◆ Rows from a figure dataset

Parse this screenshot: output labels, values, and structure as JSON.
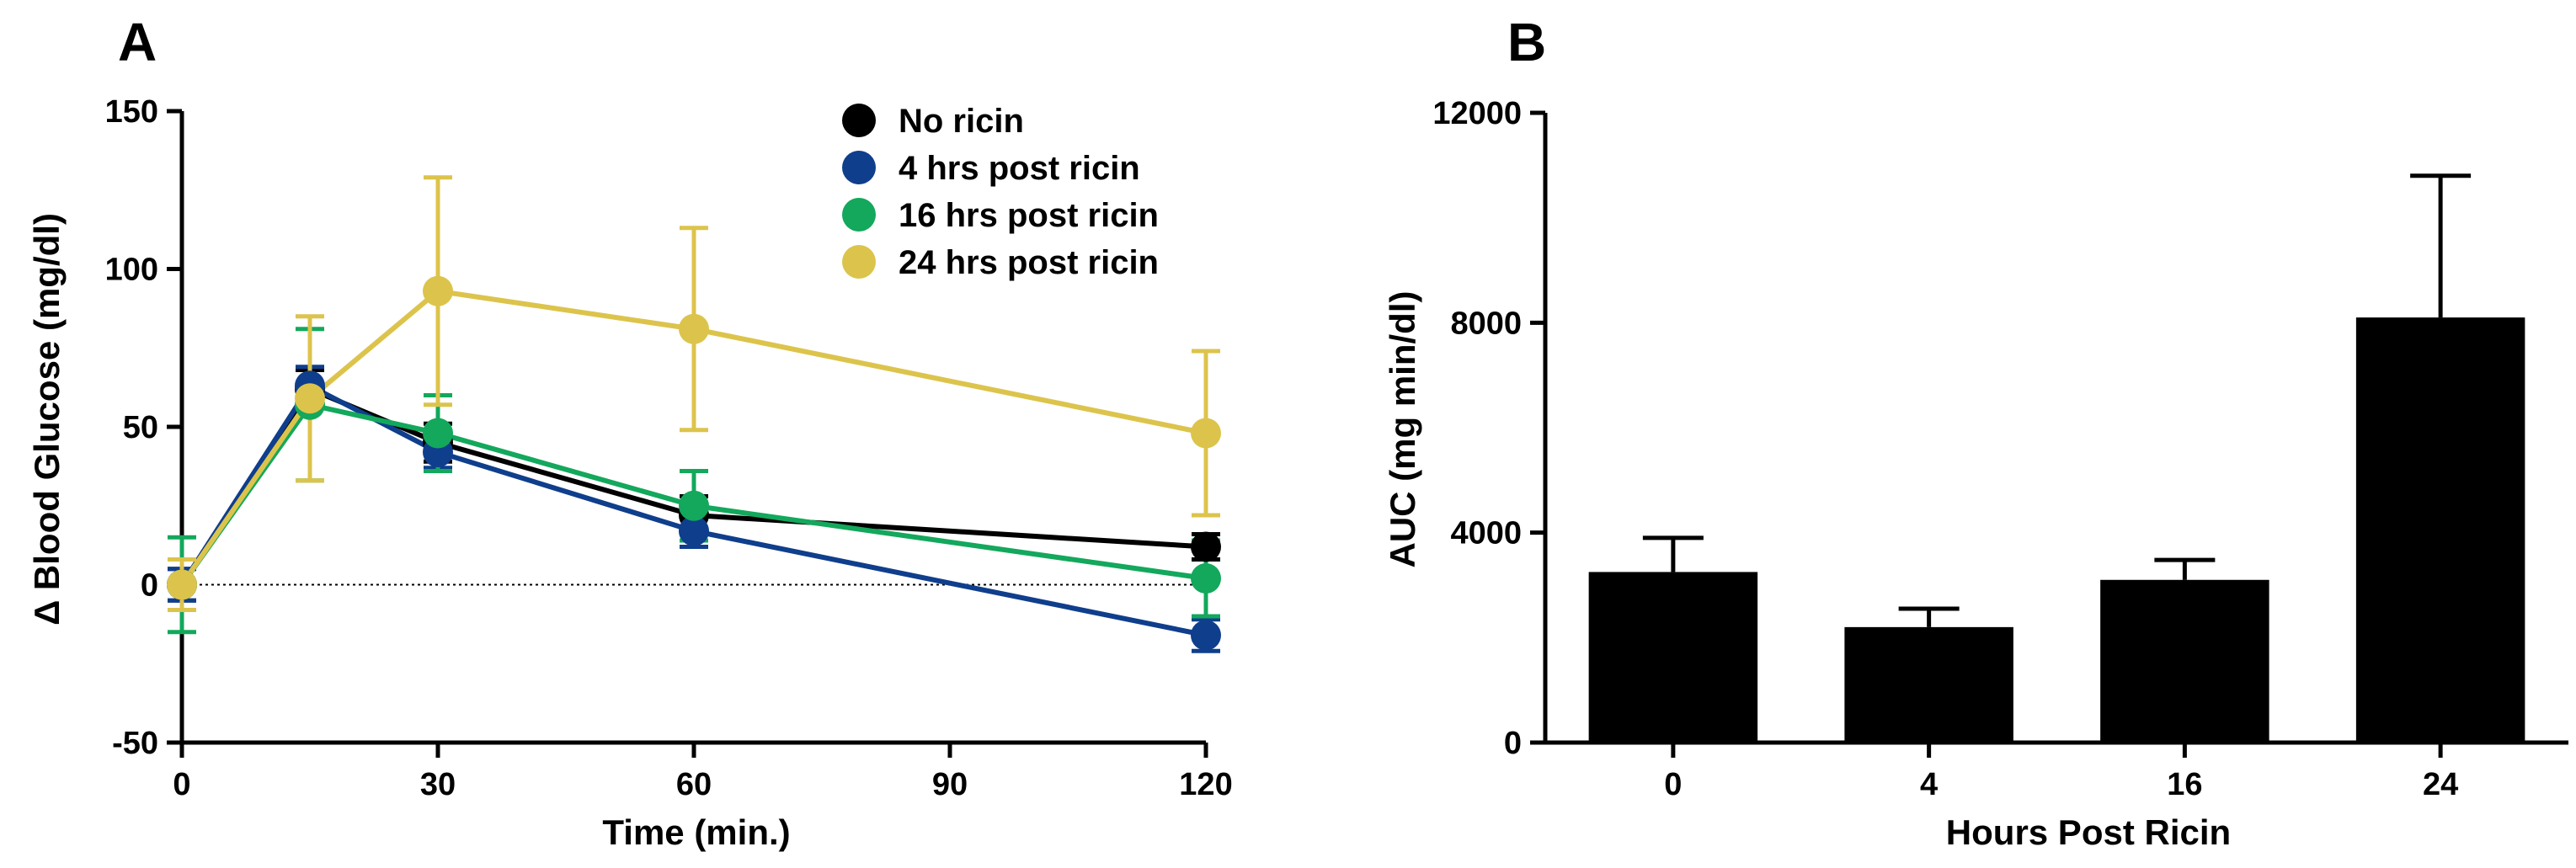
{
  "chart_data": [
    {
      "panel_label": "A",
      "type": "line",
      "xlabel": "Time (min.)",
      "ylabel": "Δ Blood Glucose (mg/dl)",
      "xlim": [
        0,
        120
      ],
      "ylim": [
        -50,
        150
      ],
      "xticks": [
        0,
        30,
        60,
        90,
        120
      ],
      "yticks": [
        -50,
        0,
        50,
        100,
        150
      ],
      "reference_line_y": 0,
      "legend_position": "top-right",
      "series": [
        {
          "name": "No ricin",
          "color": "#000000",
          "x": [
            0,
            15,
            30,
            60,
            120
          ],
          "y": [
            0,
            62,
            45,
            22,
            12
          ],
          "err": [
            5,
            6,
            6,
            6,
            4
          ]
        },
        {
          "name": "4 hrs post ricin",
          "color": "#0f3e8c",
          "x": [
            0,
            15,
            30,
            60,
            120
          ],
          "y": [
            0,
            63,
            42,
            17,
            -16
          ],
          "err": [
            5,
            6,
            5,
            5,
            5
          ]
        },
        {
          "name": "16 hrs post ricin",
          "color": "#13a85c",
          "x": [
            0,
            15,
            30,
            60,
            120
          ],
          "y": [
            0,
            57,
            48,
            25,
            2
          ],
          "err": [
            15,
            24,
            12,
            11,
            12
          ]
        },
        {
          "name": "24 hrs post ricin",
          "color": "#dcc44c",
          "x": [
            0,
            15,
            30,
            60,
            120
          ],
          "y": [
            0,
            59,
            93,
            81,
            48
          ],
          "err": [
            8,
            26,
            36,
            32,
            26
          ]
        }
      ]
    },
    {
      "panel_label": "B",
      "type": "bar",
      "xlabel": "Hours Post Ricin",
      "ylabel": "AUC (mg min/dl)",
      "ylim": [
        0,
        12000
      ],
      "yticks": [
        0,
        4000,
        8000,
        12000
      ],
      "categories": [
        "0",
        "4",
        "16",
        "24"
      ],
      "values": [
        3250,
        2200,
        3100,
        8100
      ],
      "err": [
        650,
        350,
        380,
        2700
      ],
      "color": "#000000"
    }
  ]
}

* * *

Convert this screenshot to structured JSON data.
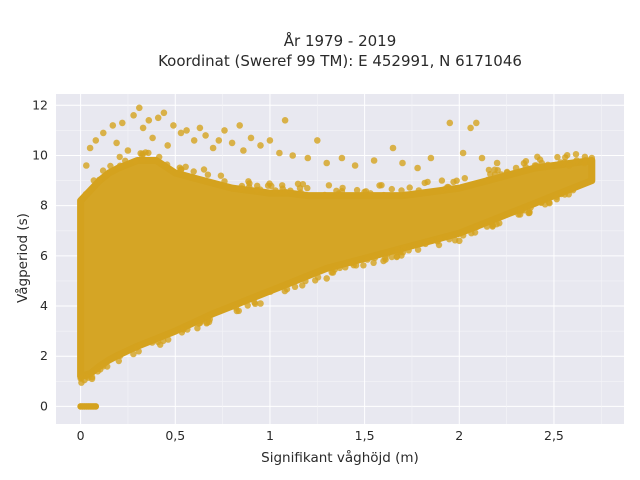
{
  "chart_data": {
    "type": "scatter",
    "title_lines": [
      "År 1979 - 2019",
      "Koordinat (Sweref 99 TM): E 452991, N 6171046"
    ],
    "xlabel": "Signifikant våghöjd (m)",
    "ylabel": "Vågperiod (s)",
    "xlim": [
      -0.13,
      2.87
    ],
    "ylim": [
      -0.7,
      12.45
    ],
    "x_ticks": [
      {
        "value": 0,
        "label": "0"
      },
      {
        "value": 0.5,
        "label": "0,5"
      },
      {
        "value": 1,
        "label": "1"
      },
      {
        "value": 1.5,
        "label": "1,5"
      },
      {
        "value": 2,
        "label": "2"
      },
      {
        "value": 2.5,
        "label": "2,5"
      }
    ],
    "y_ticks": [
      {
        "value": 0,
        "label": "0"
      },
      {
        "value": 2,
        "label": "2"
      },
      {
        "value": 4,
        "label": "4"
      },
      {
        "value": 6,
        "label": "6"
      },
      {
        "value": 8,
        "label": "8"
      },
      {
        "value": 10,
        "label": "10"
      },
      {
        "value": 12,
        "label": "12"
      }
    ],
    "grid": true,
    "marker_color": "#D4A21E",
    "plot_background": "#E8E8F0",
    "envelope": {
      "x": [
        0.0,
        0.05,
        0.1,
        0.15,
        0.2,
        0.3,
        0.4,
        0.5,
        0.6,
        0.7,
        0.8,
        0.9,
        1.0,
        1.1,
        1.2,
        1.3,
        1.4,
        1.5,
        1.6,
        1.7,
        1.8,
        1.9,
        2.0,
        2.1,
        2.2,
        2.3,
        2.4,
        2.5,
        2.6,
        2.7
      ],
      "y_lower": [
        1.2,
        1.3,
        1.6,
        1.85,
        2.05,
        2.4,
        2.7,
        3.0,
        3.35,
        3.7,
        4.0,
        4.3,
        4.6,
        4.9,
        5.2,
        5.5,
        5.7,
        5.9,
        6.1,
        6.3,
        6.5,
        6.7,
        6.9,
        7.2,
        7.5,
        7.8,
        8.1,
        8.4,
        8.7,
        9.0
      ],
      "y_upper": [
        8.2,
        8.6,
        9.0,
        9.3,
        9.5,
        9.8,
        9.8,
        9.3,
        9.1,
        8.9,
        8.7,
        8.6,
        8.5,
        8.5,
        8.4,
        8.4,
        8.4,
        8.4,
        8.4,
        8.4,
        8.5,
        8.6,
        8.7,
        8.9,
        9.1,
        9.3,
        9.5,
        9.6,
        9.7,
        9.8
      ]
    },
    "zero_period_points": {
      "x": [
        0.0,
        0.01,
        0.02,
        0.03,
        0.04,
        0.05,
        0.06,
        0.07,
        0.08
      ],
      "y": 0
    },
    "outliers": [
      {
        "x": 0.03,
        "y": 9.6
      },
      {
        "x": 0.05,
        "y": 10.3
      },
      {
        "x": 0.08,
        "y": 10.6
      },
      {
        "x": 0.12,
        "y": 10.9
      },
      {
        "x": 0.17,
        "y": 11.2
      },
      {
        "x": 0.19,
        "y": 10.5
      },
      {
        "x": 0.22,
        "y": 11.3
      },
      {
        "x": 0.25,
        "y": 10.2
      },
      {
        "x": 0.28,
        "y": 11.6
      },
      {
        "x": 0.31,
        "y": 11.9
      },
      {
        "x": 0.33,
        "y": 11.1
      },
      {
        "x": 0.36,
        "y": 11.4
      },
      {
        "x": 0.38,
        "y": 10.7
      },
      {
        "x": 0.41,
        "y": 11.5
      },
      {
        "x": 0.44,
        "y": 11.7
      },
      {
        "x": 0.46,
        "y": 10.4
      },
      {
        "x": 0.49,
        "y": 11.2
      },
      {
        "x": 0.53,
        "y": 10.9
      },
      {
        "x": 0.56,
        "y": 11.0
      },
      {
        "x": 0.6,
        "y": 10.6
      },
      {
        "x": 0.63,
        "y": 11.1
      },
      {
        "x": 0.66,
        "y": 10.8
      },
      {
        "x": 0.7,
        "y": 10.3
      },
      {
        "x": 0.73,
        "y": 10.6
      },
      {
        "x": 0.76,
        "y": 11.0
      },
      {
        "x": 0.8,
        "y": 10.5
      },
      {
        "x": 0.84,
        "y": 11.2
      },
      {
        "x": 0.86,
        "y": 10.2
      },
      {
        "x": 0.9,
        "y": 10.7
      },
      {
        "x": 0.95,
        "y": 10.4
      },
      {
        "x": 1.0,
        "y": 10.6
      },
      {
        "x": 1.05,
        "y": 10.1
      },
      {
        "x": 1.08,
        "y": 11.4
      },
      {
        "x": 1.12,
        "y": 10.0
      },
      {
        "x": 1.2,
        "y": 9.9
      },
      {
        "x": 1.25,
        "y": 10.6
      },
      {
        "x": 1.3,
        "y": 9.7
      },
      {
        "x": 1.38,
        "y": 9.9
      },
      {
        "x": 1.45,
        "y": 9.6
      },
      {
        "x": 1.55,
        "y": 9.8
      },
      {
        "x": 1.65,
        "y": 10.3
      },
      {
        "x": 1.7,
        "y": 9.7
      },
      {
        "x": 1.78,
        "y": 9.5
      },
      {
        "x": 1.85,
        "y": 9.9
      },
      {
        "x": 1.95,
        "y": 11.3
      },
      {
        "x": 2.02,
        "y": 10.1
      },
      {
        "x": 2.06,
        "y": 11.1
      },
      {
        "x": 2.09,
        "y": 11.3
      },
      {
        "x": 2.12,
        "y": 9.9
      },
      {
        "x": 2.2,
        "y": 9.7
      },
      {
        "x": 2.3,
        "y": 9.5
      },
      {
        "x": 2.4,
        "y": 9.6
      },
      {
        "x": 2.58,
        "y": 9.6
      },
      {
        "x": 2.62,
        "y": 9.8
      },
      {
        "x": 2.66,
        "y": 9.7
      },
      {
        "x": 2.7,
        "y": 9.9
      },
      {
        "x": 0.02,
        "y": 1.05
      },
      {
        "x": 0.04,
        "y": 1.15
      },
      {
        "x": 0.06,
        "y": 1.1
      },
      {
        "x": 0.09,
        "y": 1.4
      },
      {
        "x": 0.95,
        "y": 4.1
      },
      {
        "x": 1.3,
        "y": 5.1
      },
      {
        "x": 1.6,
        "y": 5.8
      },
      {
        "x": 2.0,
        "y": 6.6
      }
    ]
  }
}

◆ Set exercise
Reproduce each line of the entries in which the word "ylabel" is found.

◆ Exercise output
      "ylabel": "Δ Blood Glucose (mg/dl)",
      "ylabel": "AUC (mg min/dl)",
    "ylabel": "Vågperiod (s)",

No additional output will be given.